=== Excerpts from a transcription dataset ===

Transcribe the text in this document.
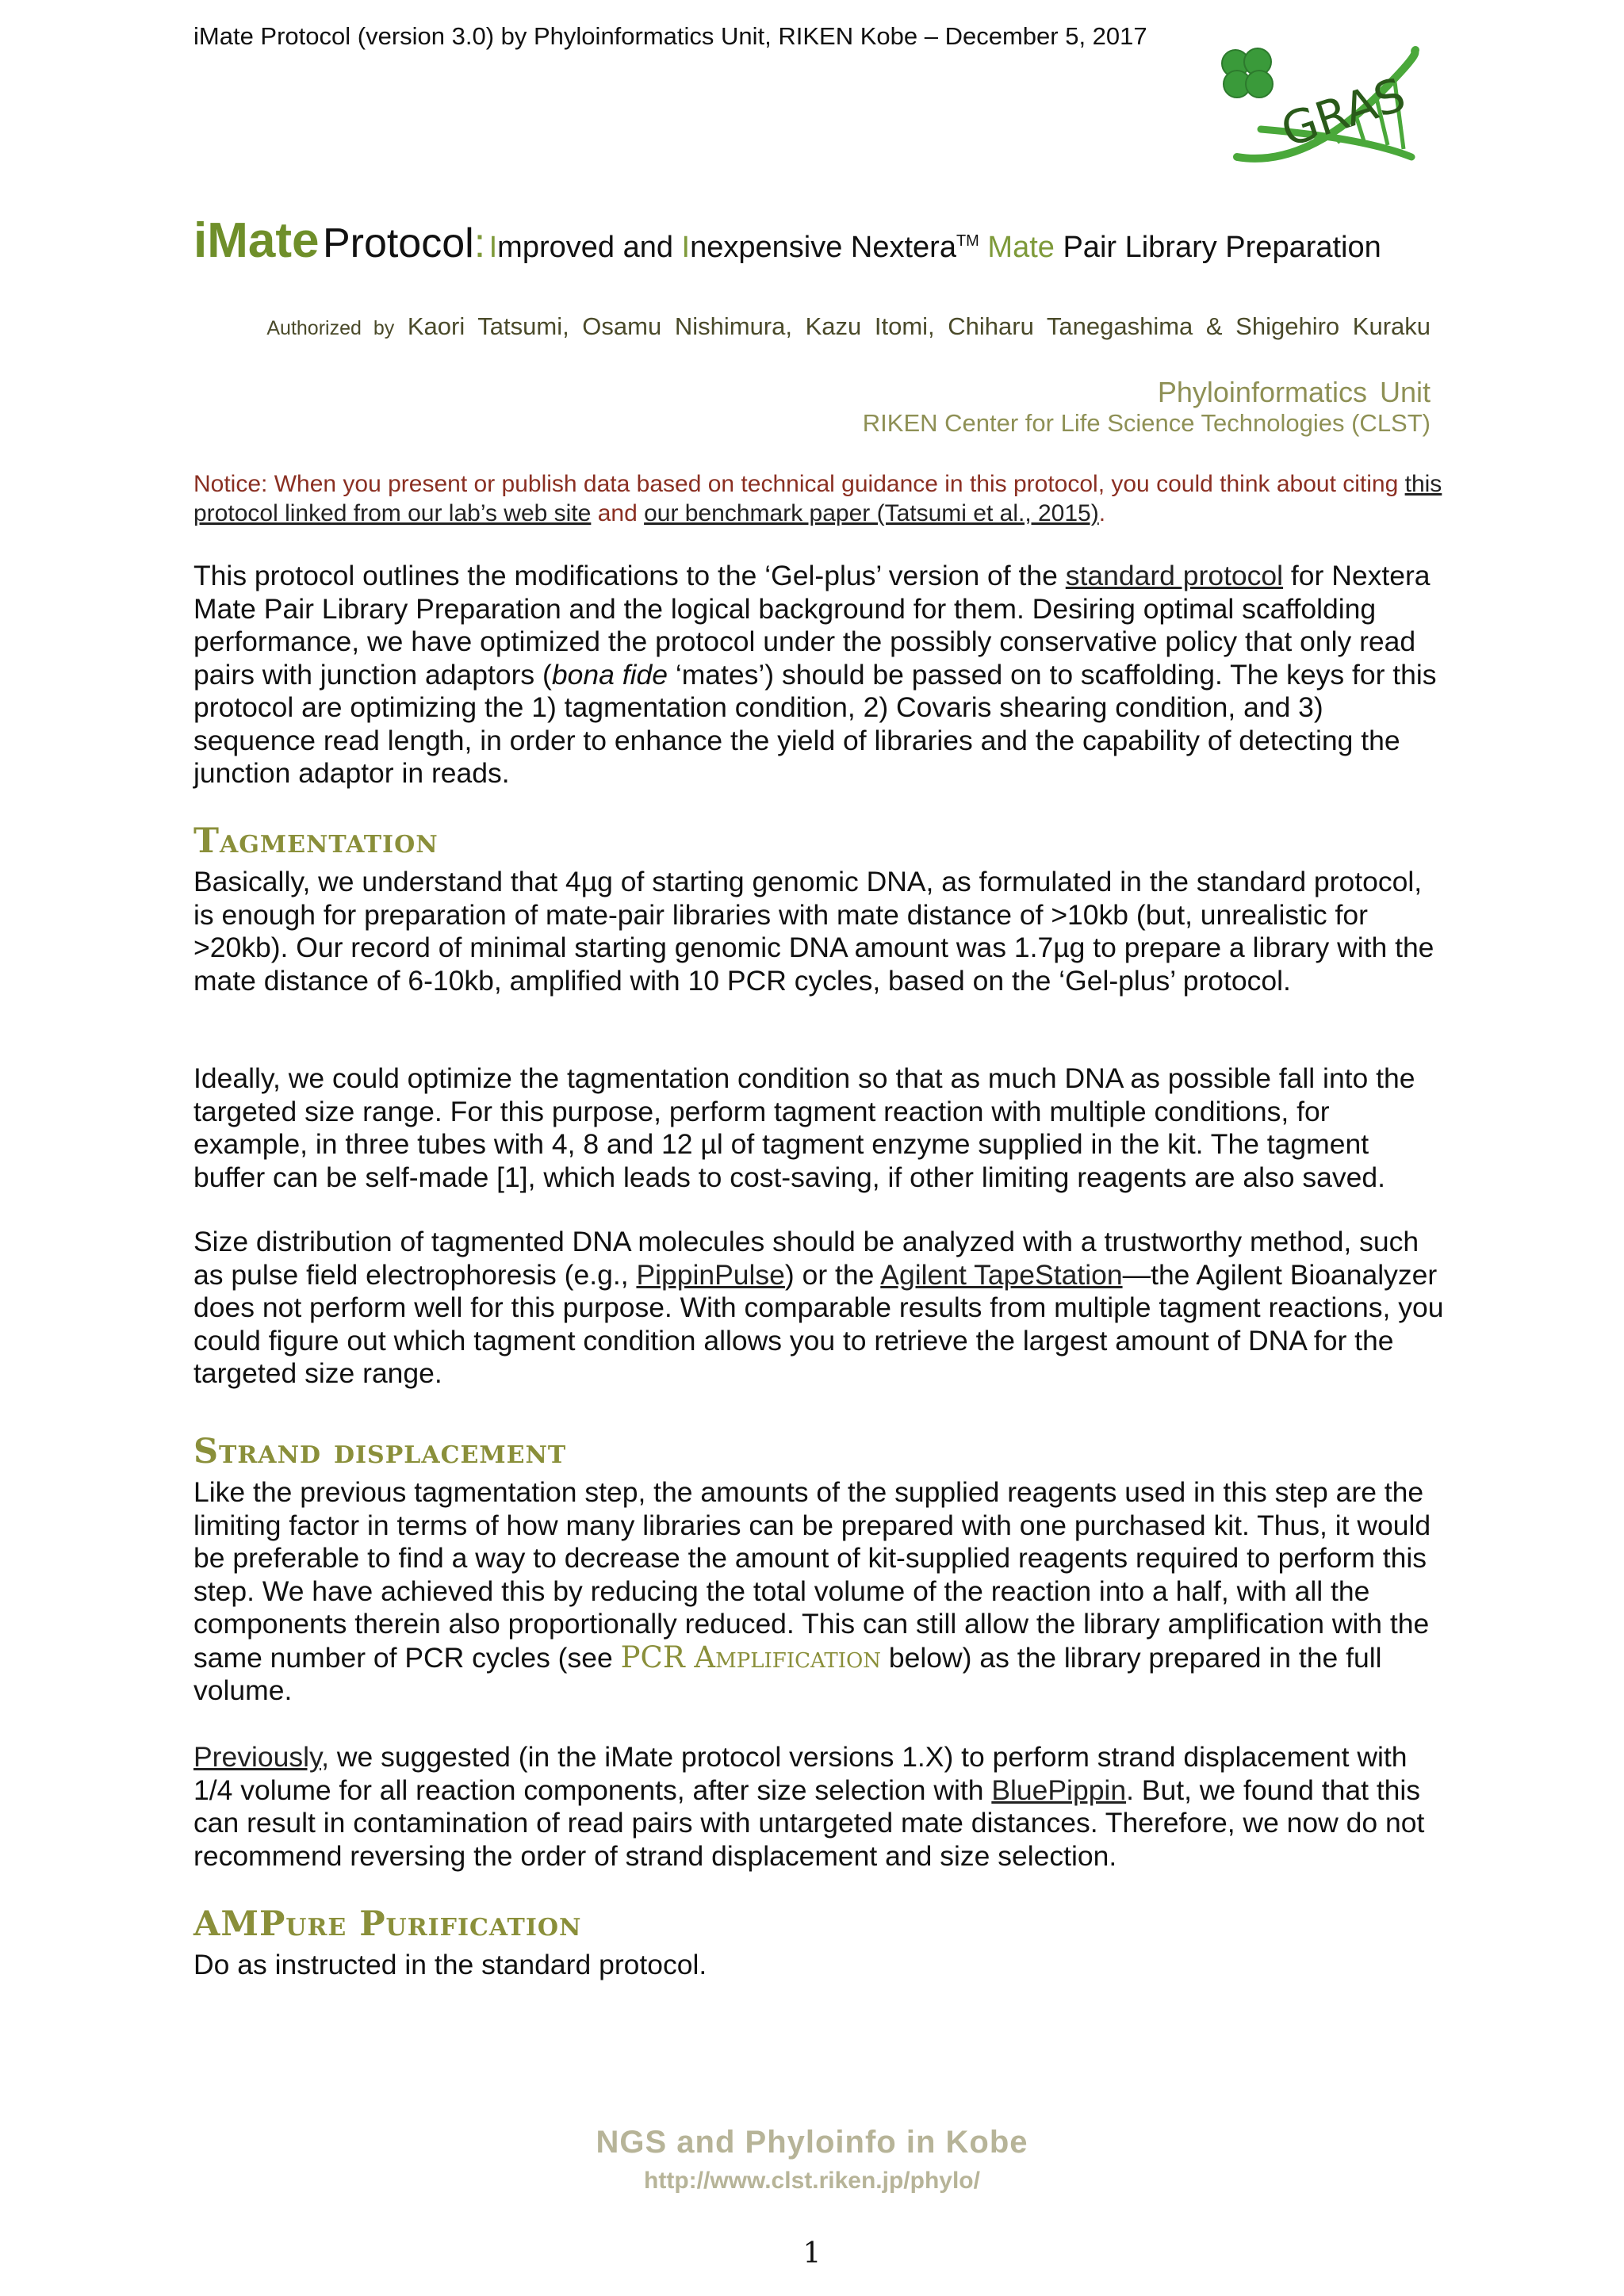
iMate Protocol (version 3.0) by Phyloinformatics Unit, RIKEN Kobe – December 5, 2017
GRAS
iMate Protocol: Improved and Inexpensive Nextera™ Mate Pair Library Preparation
Authorized by Kaori Tatsumi, Osamu Nishimura, Kazu Itomi, Chiharu Tanegashima & Shigehiro Kuraku
Phyloinformatics Unit
RIKEN Center for Life Science Technologies (CLST)
Notice: When you present or publish data based on technical guidance in this protocol, you could think about citing this protocol linked from our lab’s web site and our benchmark paper (Tatsumi et al., 2015).

This protocol outlines the modifications to the ‘Gel-plus’ version of the standard protocol for Nextera Mate Pair Library Preparation and the logical background for them. Desiring optimal scaffolding performance, we have optimized the protocol under the possibly conservative policy that only read pairs with junction adaptors (bona fide ‘mates’) should be passed on to scaffolding. The keys for this protocol are optimizing the 1) tagmentation condition, 2) Covaris shearing condition, and 3) sequence read length, in order to enhance the yield of libraries and the capability of detecting the junction adaptor in reads.

Tagmentation

Basically, we understand that 4µg of starting genomic DNA, as formulated in the standard protocol, is enough for preparation of mate-pair libraries with mate distance of >10kb (but, unrealistic for >20kb). Our record of minimal starting genomic DNA amount was 1.7µg to prepare a library with the mate distance of 6-10kb, amplified with 10 PCR cycles, based on the ‘Gel-plus’ protocol.

Ideally, we could optimize the tagmentation condition so that as much DNA as possible fall into the targeted size range. For this purpose, perform tagment reaction with multiple conditions, for example, in three tubes with 4, 8 and 12 µl of tagment enzyme supplied in the kit. The tagment buffer can be self-made [1], which leads to cost-saving, if other limiting reagents are also saved.

Size distribution of tagmented DNA molecules should be analyzed with a trustworthy method, such as pulse field electrophoresis (e.g., PippinPulse) or the Agilent TapeStation—the Agilent Bioanalyzer does not perform well for this purpose. With comparable results from multiple tagment reactions, you could figure out which tagment condition allows you to retrieve the largest amount of DNA for the targeted size range.

Strand displacement

Like the previous tagmentation step, the amounts of the supplied reagents used in this step are the limiting factor in terms of how many libraries can be prepared with one purchased kit. Thus, it would be preferable to find a way to decrease the amount of kit-supplied reagents required to perform this step. We have achieved this by reducing the total volume of the reaction into a half, with all the components therein also proportionally reduced. This can still allow the library amplification with the same number of PCR cycles (see PCR Amplification below) as the library prepared in the full volume.

Previously, we suggested (in the iMate protocol versions 1.X) to perform strand displacement with 1/4 volume for all reaction components, after size selection with BluePippin. But, we found that this can result in contamination of read pairs with untargeted mate distances. Therefore, we now do not recommend reversing the order of strand displacement and size selection.

AMPure Purification

Do as instructed in the standard protocol.

NGS and Phyloinfo in Kobe
http://www.clst.riken.jp/phylo/
1
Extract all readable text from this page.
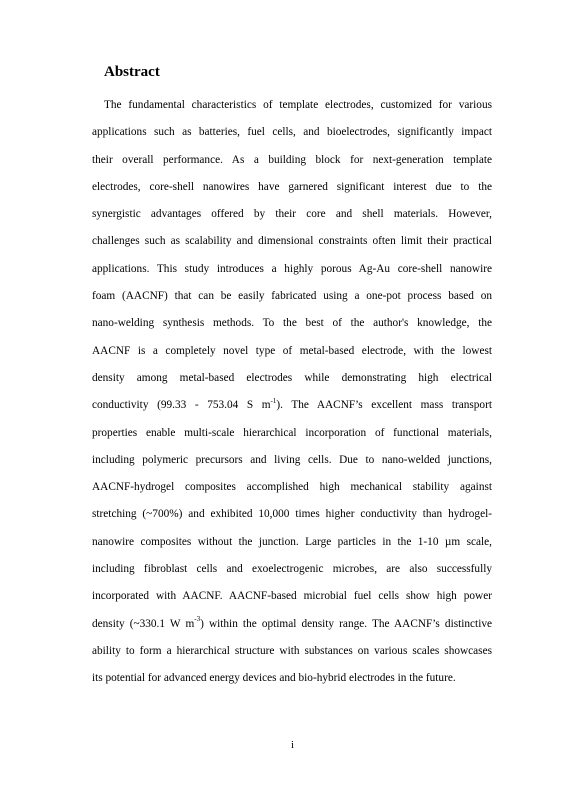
Abstract
The fundamental characteristics of template electrodes, customized for various
applications such as batteries, fuel cells, and bioelectrodes, significantly impact
their overall performance. As a building block for next-generation template
electrodes, core-shell nanowires have garnered significant interest due to the
synergistic advantages offered by their core and shell materials. However,
challenges such as scalability and dimensional constraints often limit their practical
applications. This study introduces a highly porous Ag-Au core-shell nanowire
foam (AACNF) that can be easily fabricated using a one-pot process based on
nano-welding synthesis methods. To the best of the author's knowledge, the
AACNF is a completely novel type of metal-based electrode, with the lowest
density among metal-based electrodes while demonstrating high electrical
conductivity (99.33 - 753.04 S $m^{-1}$). The AACNF’s excellent mass transport
properties enable multi-scale hierarchical incorporation of functional materials,
including polymeric precursors and living cells. Due to nano-welded junctions,
AACNF-hydrogel composites accomplished high mechanical stability against
stretching (~700%) and exhibited 10,000 times higher conductivity than hydrogel-
nanowire composites without the junction. Large particles in the 1-10 µm scale,
including fibroblast cells and exoelectrogenic microbes, are also successfully
incorporated with AACNF. AACNF-based microbial fuel cells show high power
density (~330.1 W $m^{-3}$) within the optimal density range. The AACNF’s distinctive
ability to form a hierarchical structure with substances on various scales showcases
its potential for advanced energy devices and bio-hybrid electrodes in the future.
i
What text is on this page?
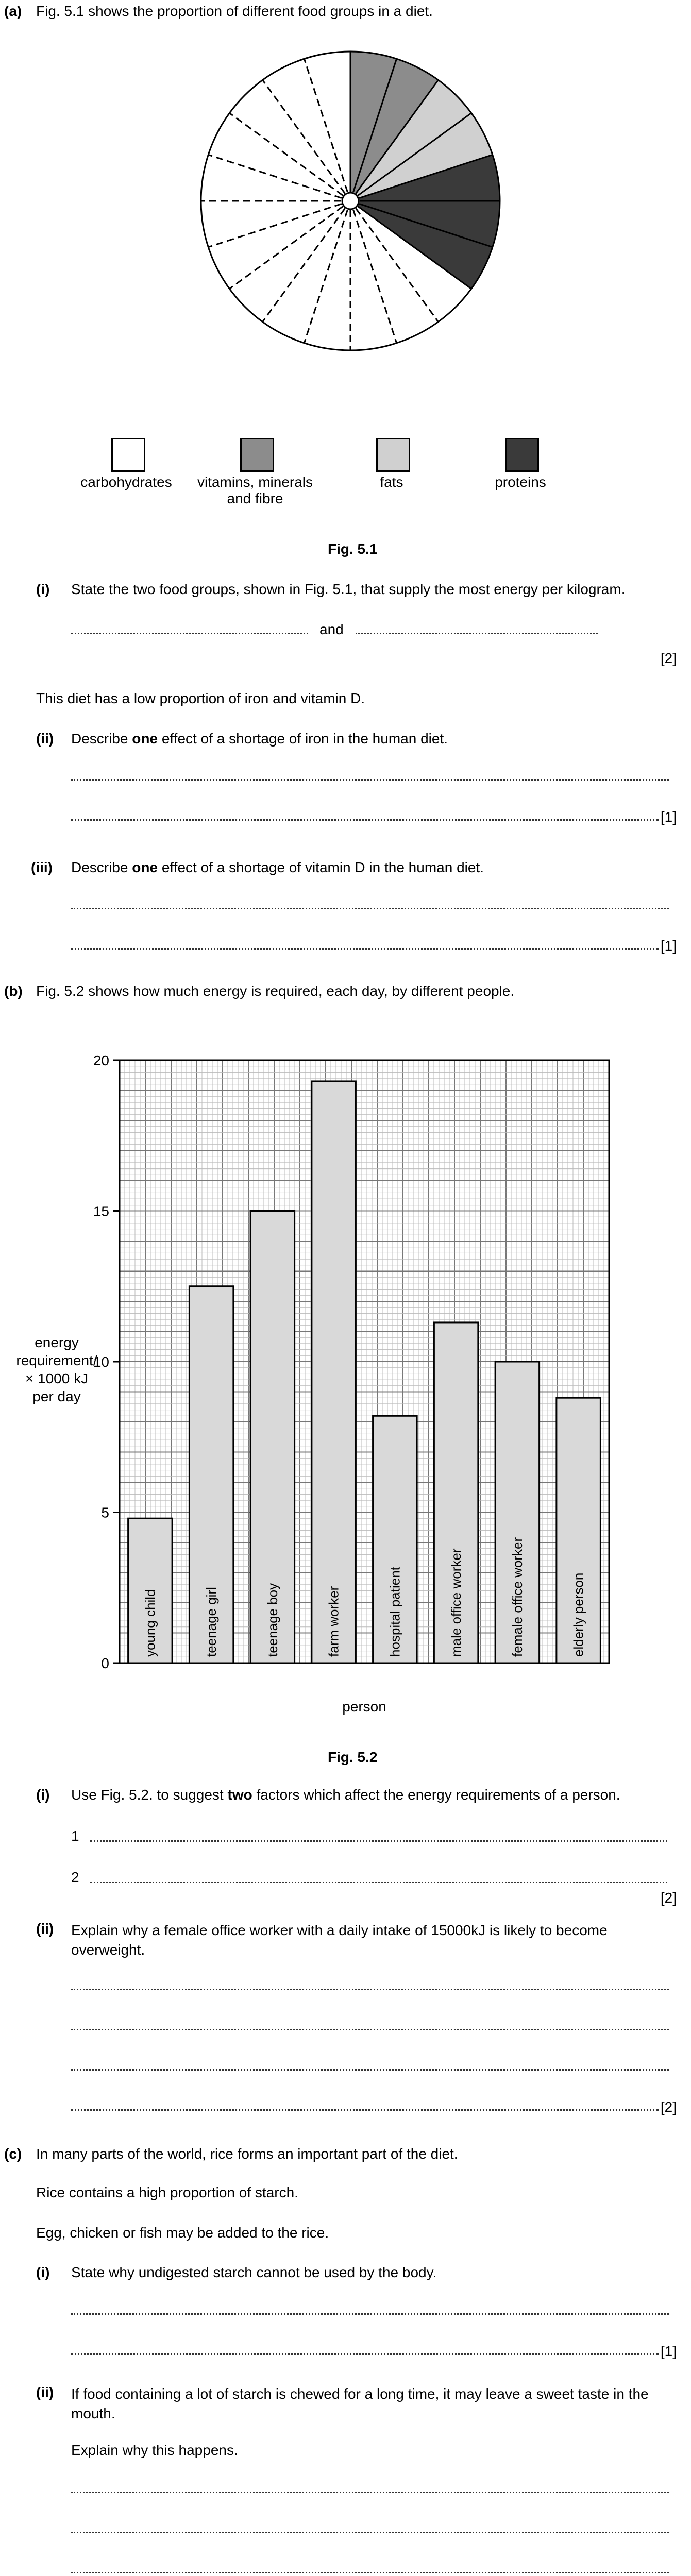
(a) Fig. 5.1 shows the proportion of different food groups in a diet.
carbohydrates	vitamins, minerals and fibre
fats	proteins
Fig. 5.1
(i) State the two food groups, shown in Fig. 5.1, that supply the most energy per kilogram.
and
[2]
This diet has a low proportion of iron and vitamin D.
(ii) Describe one effect of a shortage of iron in the human diet.
[1]
(iii) Describe one effect of a shortage of vitamin D in the human diet.
[1]
(b) Fig. 5.2 shows how much energy is required, each day, by different people.
young child	teenage girl	teenage boy	farm worker	hospital patient	male office worker	female office worker	elderly person
0
5
10
15
20
energy
requirement/
× 1000 kJ
per day
person
Fig. 5.2
(i) Use Fig. 5.2. to suggest two factors which affect the energy requirements of a person.
1
2
[2]
(ii) Explain why a female office worker with a daily intake of 15000kJ is likely to become overweight.
[2]
(c) In many parts of the world, rice forms an important part of the diet.
Rice contains a high proportion of starch.
Egg, chicken or fish may be added to the rice.
(i) State why undigested starch cannot be used by the body.
[1]
(ii) If food containing a lot of starch is chewed for a long time, it may leave a sweet taste in the mouth.
Explain why this happens.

=== REQUIREMENT ===
In the entries above, how many lines include the word "Kobe"? Give only that number.

=== OUTPUT ===
2